--- BEGIN GIVEN ENTRIES ---

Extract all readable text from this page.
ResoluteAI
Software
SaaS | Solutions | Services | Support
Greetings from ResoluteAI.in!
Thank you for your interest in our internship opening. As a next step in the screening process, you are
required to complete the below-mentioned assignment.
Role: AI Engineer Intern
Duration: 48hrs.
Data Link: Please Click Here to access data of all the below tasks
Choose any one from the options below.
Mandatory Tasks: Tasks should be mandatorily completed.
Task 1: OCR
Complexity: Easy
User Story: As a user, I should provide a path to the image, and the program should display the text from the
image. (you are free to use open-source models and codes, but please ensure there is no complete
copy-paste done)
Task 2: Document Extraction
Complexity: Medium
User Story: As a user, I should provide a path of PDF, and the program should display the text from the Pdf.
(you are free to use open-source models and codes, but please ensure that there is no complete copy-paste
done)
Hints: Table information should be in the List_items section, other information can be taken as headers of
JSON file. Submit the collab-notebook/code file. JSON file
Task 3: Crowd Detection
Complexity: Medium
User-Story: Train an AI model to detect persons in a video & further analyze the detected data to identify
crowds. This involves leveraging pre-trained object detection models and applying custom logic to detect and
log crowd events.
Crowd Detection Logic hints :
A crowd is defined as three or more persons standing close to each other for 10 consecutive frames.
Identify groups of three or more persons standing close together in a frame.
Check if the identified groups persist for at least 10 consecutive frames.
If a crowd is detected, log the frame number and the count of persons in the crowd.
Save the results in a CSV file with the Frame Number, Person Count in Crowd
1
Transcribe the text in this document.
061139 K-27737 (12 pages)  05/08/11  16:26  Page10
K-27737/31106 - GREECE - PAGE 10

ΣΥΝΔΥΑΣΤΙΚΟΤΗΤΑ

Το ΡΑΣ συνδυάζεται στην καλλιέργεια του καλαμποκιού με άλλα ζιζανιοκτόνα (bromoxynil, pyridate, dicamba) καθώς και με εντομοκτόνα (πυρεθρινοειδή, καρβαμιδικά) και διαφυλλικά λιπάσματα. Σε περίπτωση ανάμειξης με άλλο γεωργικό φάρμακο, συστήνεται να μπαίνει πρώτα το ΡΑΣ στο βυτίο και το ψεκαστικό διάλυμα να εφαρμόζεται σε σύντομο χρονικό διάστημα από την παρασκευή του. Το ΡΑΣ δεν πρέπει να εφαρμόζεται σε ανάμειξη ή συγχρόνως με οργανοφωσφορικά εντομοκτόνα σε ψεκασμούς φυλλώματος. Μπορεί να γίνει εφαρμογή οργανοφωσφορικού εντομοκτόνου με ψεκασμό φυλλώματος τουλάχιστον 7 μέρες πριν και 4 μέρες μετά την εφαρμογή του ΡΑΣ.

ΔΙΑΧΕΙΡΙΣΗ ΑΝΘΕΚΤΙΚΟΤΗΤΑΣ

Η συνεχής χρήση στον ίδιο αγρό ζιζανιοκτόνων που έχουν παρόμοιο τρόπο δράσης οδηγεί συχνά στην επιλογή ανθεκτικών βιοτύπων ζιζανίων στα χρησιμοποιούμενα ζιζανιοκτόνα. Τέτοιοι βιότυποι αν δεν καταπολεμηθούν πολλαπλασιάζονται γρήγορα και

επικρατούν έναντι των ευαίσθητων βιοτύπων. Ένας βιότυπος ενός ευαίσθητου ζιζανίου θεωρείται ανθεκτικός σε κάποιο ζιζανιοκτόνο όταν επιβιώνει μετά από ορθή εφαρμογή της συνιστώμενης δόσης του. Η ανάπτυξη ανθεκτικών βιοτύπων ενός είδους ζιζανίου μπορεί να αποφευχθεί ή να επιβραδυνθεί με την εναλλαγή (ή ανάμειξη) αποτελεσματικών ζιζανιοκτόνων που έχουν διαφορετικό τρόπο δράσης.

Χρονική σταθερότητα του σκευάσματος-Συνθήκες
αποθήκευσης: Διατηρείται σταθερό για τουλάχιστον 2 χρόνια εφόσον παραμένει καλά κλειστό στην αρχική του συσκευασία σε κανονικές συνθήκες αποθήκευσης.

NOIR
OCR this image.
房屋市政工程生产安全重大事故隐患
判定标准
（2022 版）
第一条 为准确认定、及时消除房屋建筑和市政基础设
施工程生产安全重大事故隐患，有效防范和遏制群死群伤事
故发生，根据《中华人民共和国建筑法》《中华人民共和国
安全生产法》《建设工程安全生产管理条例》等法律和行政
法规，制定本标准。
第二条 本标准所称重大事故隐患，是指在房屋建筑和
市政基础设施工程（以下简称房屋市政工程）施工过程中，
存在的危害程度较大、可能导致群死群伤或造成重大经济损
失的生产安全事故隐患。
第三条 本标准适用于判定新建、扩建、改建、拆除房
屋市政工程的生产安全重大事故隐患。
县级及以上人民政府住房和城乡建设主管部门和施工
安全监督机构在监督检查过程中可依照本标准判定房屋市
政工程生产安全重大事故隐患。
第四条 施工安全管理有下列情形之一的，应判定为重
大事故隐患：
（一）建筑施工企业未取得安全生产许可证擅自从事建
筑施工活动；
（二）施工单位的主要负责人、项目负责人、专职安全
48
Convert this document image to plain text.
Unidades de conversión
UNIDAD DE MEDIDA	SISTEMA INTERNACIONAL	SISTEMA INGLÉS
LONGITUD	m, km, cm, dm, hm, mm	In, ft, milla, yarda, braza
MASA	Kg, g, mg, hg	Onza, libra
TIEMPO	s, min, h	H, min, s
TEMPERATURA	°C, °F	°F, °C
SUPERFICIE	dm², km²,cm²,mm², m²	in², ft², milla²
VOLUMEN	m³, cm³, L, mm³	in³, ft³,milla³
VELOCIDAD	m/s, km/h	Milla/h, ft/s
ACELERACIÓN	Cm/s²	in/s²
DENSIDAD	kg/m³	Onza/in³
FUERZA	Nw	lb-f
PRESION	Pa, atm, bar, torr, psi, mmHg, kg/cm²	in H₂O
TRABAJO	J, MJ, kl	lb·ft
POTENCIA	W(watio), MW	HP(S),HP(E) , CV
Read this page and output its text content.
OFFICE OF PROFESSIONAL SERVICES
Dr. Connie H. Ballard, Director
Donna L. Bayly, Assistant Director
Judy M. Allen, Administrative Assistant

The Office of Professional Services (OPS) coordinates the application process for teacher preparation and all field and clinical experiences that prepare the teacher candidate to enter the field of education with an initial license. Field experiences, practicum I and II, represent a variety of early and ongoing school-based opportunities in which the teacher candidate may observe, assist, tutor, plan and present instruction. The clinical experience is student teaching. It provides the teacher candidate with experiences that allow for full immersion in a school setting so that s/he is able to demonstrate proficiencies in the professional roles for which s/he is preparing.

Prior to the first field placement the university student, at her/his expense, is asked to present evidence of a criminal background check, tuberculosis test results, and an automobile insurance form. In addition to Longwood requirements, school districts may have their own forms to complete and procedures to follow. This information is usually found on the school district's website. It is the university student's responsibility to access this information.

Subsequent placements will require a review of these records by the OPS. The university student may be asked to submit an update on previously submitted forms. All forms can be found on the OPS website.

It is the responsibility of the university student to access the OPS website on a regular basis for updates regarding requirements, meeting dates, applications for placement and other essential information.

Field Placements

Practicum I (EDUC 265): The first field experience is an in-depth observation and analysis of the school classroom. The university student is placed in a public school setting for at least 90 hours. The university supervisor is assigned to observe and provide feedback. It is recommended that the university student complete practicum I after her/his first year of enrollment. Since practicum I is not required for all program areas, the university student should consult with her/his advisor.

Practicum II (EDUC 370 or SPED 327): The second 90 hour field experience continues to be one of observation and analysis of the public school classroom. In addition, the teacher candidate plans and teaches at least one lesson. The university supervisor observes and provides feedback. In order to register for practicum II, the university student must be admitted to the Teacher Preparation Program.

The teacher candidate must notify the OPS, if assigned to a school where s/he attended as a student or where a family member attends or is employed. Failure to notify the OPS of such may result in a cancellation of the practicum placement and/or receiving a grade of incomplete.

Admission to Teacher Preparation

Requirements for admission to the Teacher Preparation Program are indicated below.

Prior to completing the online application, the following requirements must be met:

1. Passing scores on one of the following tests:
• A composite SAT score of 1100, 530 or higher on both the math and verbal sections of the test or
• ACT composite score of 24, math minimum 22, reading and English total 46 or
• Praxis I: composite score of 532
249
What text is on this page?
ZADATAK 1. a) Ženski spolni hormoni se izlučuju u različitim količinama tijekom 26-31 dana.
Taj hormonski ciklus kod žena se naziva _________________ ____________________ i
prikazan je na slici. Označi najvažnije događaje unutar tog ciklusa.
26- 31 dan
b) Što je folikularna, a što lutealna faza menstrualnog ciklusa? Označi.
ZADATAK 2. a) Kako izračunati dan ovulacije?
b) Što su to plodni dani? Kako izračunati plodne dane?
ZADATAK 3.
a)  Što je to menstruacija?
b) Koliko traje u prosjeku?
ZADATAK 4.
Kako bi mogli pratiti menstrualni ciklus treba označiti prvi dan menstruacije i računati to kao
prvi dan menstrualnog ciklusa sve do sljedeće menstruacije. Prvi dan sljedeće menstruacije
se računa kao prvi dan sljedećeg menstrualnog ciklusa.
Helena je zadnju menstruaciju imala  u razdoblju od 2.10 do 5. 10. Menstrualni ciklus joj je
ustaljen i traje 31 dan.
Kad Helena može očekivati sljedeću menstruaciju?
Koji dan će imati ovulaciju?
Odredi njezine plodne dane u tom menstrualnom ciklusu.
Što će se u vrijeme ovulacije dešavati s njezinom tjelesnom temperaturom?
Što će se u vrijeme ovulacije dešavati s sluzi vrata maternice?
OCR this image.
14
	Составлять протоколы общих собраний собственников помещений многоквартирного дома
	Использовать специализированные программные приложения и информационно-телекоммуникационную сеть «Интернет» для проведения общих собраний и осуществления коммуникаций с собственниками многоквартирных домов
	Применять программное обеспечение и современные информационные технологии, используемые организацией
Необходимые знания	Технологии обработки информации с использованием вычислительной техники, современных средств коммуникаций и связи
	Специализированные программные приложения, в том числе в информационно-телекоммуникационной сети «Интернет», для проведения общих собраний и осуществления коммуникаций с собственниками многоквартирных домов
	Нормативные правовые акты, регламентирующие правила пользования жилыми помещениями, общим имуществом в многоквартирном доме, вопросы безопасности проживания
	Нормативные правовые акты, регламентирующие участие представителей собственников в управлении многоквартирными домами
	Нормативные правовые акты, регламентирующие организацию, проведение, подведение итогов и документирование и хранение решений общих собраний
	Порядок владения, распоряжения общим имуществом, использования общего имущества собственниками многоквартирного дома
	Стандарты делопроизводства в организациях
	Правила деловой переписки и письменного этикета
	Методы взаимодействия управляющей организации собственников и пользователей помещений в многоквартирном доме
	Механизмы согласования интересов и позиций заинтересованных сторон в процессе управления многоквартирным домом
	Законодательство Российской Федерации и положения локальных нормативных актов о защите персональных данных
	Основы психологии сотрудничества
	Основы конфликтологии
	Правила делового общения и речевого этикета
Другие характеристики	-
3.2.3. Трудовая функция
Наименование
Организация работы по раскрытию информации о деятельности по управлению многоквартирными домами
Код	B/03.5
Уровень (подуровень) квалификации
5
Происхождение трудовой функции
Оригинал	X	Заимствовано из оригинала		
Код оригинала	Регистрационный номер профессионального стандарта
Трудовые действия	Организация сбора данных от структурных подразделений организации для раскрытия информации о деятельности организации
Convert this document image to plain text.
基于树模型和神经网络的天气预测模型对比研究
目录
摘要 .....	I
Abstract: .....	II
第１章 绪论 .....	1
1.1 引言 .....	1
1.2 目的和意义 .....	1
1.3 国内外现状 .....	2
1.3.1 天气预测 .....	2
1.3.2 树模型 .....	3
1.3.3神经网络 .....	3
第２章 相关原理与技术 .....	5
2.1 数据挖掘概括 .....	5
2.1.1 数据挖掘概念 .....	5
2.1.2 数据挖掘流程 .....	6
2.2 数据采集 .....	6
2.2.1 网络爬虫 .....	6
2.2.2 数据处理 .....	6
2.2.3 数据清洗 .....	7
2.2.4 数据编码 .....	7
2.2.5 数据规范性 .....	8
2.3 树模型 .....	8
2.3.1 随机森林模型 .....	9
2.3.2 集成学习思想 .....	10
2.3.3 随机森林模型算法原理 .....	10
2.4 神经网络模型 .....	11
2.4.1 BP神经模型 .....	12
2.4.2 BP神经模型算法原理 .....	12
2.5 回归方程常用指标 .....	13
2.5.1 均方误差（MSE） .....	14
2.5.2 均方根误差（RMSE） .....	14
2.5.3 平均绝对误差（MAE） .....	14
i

--- END GIVEN ENTRIES ---

_WHAT TO WORK ON_
Go through the material line by line. Show each line that contains the string "should".

_TASK OUTPUT_
Mandatory Tasks: Tasks should be mandatorily completed.
User Story: As a user, I should provide a path to the image, and the program should display the text from the
User Story: As a user, I should provide a path of PDF, and the program should display the text from the Pdf.
Hints: Table information should be in the List_items section, other information can be taken as headers of
Practicum I (EDUC 265): The first field experience is an in-depth observation and analysis of the school classroom. The university student is placed in a public school setting for at least 90 hours. The university supervisor is assigned to observe and provide feedback. It is recommended that the university student complete practicum I after her/his first year of enrollment. Since practicum I is not required for all program areas, the university student should consult with her/his advisor.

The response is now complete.